WHAT TO WORK ON - Update the records so that every instance of "cell-average" becomes "cell-mean", and leave everything else as it is.
──────────
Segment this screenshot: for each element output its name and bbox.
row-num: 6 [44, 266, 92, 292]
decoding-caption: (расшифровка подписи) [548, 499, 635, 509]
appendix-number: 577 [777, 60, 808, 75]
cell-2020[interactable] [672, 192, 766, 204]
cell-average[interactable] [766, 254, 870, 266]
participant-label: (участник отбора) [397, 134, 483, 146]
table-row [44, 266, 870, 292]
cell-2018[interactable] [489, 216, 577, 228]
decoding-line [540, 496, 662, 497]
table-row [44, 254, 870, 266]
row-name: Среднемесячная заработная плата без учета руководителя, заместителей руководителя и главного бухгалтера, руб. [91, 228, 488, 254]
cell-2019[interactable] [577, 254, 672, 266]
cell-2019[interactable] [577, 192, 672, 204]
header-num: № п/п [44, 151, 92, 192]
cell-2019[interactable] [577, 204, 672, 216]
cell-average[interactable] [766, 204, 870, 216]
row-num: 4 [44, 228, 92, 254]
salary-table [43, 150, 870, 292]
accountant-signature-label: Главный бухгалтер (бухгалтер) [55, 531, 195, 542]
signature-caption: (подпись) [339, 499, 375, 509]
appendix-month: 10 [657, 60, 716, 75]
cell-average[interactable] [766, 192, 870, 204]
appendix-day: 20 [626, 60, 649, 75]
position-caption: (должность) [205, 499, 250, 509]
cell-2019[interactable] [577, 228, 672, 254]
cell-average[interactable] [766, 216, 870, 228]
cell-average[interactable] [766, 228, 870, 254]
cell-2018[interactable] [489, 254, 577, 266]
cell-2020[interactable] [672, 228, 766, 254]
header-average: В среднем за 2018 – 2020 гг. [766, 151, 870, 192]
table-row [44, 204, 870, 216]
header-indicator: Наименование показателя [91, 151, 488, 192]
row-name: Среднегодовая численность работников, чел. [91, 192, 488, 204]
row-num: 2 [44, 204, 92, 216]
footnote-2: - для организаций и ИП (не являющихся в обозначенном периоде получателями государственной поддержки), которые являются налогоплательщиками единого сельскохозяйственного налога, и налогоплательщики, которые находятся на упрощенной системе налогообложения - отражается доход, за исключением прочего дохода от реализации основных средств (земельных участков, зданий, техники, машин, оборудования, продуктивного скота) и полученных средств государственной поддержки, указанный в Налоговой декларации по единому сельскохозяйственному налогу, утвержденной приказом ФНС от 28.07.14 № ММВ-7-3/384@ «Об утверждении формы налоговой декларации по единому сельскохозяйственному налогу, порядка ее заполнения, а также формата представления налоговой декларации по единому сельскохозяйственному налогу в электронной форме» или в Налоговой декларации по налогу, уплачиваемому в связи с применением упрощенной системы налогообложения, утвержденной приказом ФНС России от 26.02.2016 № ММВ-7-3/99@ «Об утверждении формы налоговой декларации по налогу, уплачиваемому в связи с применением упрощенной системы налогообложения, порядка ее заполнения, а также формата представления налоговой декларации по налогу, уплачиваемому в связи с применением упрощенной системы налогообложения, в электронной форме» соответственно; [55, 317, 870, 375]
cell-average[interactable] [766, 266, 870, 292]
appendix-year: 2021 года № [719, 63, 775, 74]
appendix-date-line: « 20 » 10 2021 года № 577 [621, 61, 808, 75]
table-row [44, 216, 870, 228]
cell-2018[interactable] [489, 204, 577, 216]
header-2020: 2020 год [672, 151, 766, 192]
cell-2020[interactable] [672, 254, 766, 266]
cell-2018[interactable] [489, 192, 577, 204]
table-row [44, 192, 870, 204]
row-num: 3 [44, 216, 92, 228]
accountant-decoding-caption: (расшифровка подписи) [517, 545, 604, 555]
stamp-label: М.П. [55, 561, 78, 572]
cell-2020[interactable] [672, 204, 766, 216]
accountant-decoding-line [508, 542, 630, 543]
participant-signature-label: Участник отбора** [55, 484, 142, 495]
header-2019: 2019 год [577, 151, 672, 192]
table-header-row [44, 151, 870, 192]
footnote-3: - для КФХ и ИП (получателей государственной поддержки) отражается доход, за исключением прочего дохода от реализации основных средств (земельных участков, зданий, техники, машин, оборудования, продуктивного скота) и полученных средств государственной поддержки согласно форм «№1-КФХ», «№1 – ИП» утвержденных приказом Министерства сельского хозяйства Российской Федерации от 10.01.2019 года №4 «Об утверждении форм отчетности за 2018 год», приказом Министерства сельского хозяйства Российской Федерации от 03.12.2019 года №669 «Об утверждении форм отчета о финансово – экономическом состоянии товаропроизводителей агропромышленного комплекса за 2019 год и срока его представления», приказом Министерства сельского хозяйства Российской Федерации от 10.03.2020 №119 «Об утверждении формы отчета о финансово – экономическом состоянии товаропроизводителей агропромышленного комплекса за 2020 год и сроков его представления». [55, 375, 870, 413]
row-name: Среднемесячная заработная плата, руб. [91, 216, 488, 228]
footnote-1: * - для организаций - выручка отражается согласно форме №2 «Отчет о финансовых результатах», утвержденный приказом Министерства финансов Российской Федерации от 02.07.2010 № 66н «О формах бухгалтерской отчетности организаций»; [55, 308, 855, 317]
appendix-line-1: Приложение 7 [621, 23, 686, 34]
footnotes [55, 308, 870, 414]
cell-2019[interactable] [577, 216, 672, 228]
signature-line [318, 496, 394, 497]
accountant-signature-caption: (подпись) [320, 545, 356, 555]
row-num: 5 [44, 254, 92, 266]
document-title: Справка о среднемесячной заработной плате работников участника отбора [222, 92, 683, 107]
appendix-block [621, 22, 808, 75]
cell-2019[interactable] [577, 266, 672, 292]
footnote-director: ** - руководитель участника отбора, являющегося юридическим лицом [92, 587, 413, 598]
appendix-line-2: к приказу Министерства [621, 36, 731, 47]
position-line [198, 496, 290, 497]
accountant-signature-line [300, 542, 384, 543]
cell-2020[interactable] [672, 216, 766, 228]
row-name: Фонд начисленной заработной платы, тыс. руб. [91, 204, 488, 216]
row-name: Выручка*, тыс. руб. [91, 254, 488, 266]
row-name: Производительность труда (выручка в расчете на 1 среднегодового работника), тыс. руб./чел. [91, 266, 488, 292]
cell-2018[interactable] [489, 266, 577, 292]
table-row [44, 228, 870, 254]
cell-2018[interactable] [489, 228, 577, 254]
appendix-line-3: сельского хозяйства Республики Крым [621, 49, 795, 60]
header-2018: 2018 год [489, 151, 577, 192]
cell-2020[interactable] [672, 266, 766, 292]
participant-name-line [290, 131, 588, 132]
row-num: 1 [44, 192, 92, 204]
──────────
SOLUTION -
Segment this screenshot: for each element output its name and bbox.
row-num: 6 [44, 266, 92, 292]
decoding-caption: (расшифровка подписи) [548, 499, 635, 509]
appendix-number: 577 [777, 60, 808, 75]
cell-2020[interactable] [672, 192, 766, 204]
cell-mean[interactable] [766, 254, 870, 266]
participant-label: (участник отбора) [397, 134, 483, 146]
table-row [44, 266, 870, 292]
cell-2018[interactable] [489, 216, 577, 228]
decoding-line [540, 496, 662, 497]
table-row [44, 254, 870, 266]
row-name: Среднемесячная заработная плата без учета руководителя, заместителей руководителя и главного бухгалтера, руб. [91, 228, 488, 254]
cell-2019[interactable] [577, 254, 672, 266]
cell-2019[interactable] [577, 192, 672, 204]
header-num: № п/п [44, 151, 92, 192]
cell-2019[interactable] [577, 204, 672, 216]
cell-mean[interactable] [766, 204, 870, 216]
row-num: 4 [44, 228, 92, 254]
salary-table [43, 150, 870, 292]
accountant-signature-label: Главный бухгалтер (бухгалтер) [55, 531, 195, 542]
signature-caption: (подпись) [339, 499, 375, 509]
appendix-month: 10 [657, 60, 716, 75]
cell-mean[interactable] [766, 192, 870, 204]
appendix-day: 20 [626, 60, 649, 75]
position-caption: (должность) [205, 499, 250, 509]
cell-2019[interactable] [577, 228, 672, 254]
cell-mean[interactable] [766, 216, 870, 228]
cell-mean[interactable] [766, 228, 870, 254]
cell-2018[interactable] [489, 254, 577, 266]
cell-2020[interactable] [672, 228, 766, 254]
header-average: В среднем за 2018 – 2020 гг. [766, 151, 870, 192]
table-row [44, 204, 870, 216]
header-indicator: Наименование показателя [91, 151, 488, 192]
row-name: Среднегодовая численность работников, чел. [91, 192, 488, 204]
row-num: 2 [44, 204, 92, 216]
footnote-2: - для организаций и ИП (не являющихся в обозначенном периоде получателями государственной поддержки), которые являются налогоплательщиками единого сельскохозяйственного налога, и налогоплательщики, которые находятся на упрощенной системе налогообложения - отражается доход, за исключением прочего дохода от реализации основных средств (земельных участков, зданий, техники, машин, оборудования, продуктивного скота) и полученных средств государственной поддержки, указанный в Налоговой декларации по единому сельскохозяйственному налогу, утвержденной приказом ФНС от 28.07.14 № ММВ-7-3/384@ «Об утверждении формы налоговой декларации по единому сельскохозяйственному налогу, порядка ее заполнения, а также формата представления налоговой декларации по единому сельскохозяйственному налогу в электронной форме» или в Налоговой декларации по налогу, уплачиваемому в связи с применением упрощенной системы налогообложения, утвержденной приказом ФНС России от 26.02.2016 № ММВ-7-3/99@ «Об утверждении формы налоговой декларации по налогу, уплачиваемому в связи с применением упрощенной системы налогообложения, порядка ее заполнения, а также формата представления налоговой декларации по налогу, уплачиваемому в связи с применением упрощенной системы налогообложения, в электронной форме» соответственно; [55, 317, 870, 375]
cell-mean[interactable] [766, 266, 870, 292]
appendix-year: 2021 года № [719, 63, 775, 74]
appendix-date-line: « 20 » 10 2021 года № 577 [621, 61, 808, 75]
table-row [44, 216, 870, 228]
cell-2018[interactable] [489, 204, 577, 216]
header-2020: 2020 год [672, 151, 766, 192]
cell-2020[interactable] [672, 254, 766, 266]
cell-2018[interactable] [489, 192, 577, 204]
table-row [44, 192, 870, 204]
row-num: 3 [44, 216, 92, 228]
accountant-decoding-caption: (расшифровка подписи) [517, 545, 604, 555]
stamp-label: М.П. [55, 561, 78, 572]
cell-2020[interactable] [672, 204, 766, 216]
accountant-decoding-line [508, 542, 630, 543]
participant-signature-label: Участник отбора** [55, 484, 142, 495]
header-2019: 2019 год [577, 151, 672, 192]
table-header-row [44, 151, 870, 192]
footnote-3: - для КФХ и ИП (получателей государственной поддержки) отражается доход, за исключением прочего дохода от реализации основных средств (земельных участков, зданий, техники, машин, оборудования, продуктивного скота) и полученных средств государственной поддержки согласно форм «№1-КФХ», «№1 – ИП» утвержденных приказом Министерства сельского хозяйства Российской Федерации от 10.01.2019 года №4 «Об утверждении форм отчетности за 2018 год», приказом Министерства сельского хозяйства Российской Федерации от 03.12.2019 года №669 «Об утверждении форм отчета о финансово – экономическом состоянии товаропроизводителей агропромышленного комплекса за 2019 год и срока его представления», приказом Министерства сельского хозяйства Российской Федерации от 10.03.2020 №119 «Об утверждении формы отчета о финансово – экономическом состоянии товаропроизводителей агропромышленного комплекса за 2020 год и сроков его представления». [55, 375, 870, 413]
row-name: Среднемесячная заработная плата, руб. [91, 216, 488, 228]
footnote-1: * - для организаций - выручка отражается согласно форме №2 «Отчет о финансовых результатах», утвержденный приказом Министерства финансов Российской Федерации от 02.07.2010 № 66н «О формах бухгалтерской отчетности организаций»; [55, 308, 855, 317]
appendix-line-1: Приложение 7 [621, 23, 686, 34]
footnotes [55, 308, 870, 414]
cell-2019[interactable] [577, 216, 672, 228]
signature-line [318, 496, 394, 497]
accountant-signature-caption: (подпись) [320, 545, 356, 555]
row-num: 5 [44, 254, 92, 266]
document-title: Справка о среднемесячной заработной плате работников участника отбора [222, 92, 683, 107]
appendix-block [621, 22, 808, 75]
cell-2019[interactable] [577, 266, 672, 292]
footnote-director: ** - руководитель участника отбора, являющегося юридическим лицом [92, 587, 413, 598]
appendix-line-2: к приказу Министерства [621, 36, 731, 47]
position-line [198, 496, 290, 497]
accountant-signature-line [300, 542, 384, 543]
cell-2020[interactable] [672, 216, 766, 228]
row-name: Фонд начисленной заработной платы, тыс. руб. [91, 204, 488, 216]
row-name: Выручка*, тыс. руб. [91, 254, 488, 266]
row-name: Производительность труда (выручка в расчете на 1 среднегодового работника), тыс. руб./чел. [91, 266, 488, 292]
cell-2018[interactable] [489, 266, 577, 292]
table-row [44, 228, 870, 254]
cell-2018[interactable] [489, 228, 577, 254]
appendix-line-3: сельского хозяйства Республики Крым [621, 49, 795, 60]
header-2018: 2018 год [489, 151, 577, 192]
cell-2020[interactable] [672, 266, 766, 292]
participant-name-line [290, 131, 588, 132]
row-num: 1 [44, 192, 92, 204]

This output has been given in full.